WHAT TO DO: Write out the data below in full. Keep it exact.

PROVIDED DATA:
::::::
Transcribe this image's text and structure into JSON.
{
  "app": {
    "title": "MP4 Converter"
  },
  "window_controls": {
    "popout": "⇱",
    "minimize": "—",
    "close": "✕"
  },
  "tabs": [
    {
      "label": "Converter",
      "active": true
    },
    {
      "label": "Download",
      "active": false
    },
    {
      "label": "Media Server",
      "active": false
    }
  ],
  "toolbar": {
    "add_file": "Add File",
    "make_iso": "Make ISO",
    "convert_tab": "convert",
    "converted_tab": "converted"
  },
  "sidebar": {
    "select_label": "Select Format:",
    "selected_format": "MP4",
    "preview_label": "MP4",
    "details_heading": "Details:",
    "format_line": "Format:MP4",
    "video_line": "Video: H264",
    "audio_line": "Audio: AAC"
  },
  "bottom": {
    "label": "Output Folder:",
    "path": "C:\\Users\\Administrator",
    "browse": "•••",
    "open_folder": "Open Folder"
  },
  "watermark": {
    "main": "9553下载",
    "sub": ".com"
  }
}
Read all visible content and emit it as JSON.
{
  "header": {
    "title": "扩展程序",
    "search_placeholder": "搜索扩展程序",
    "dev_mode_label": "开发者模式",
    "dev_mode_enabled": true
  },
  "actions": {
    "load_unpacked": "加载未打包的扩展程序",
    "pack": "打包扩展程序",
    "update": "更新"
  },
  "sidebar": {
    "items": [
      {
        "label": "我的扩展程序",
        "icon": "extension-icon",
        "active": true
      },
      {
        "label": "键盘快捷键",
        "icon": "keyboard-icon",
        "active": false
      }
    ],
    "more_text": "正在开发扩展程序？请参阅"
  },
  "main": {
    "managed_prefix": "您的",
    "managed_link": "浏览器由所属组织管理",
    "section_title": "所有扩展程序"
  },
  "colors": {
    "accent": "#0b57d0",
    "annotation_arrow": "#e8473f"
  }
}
::::::
FINAL RESULT:
Transcribe this image's text and structure into JSON.
{
  "app": {
    "title": "MP4 Converter"
  },
  "window_controls": {
    "popout": "⇱",
    "minimize": "—",
    "close": "✕"
  },
  "tabs": [
    {
      "label": "Converter",
      "active": true
    },
    {
      "label": "Download",
      "active": false
    },
    {
      "label": "Media Server",
      "active": false
    }
  ],
  "toolbar": {
    "add_file": "Add File",
    "make_iso": "Make ISO",
    "convert_tab": "convert",
    "converted_tab": "converted"
  },
  "sidebar": {
    "select_label": "Select Format:",
    "selected_format": "MP4",
    "preview_label": "MP4",
    "details_heading": "Details:",
    "format_line": "Format:MP4",
    "video_line": "Video: H264",
    "audio_line": "Audio: AAC"
  },
  "bottom": {
    "label": "Output Folder:",
    "path": "C:\\Users\\Administrator",
    "browse": "•••",
    "open_folder": "Open Folder"
  },
  "watermark": {
    "main": "9553下载",
    "sub": ".com"
  }
}
Read all visible content and emit it as JSON.
{
  "header": {
    "title": "扩展程序",
    "search_placeholder": "搜索扩展程序",
    "dev_mode_label": "开发者模式",
    "dev_mode_enabled": true
  },
  "actions": {
    "load_unpacked": "加载未打包的扩展程序",
    "pack": "打包扩展程序",
    "update": "更新"
  },
  "sidebar": {
    "items": [
      {
        "label": "我的扩展程序",
        "icon": "extension-icon",
        "active": true
      },
      {
        "label": "键盘快捷键",
        "icon": "keyboard-icon",
        "active": false
      }
    ],
    "more_text": "正在开发扩展程序？请参阅"
  },
  "main": {
    "managed_prefix": "您的",
    "managed_link": "浏览器由所属组织管理",
    "section_title": "所有扩展程序"
  },
  "colors": {
    "accent": "#0b57d0",
    "annotation_arrow": "#e8473f"
  }
}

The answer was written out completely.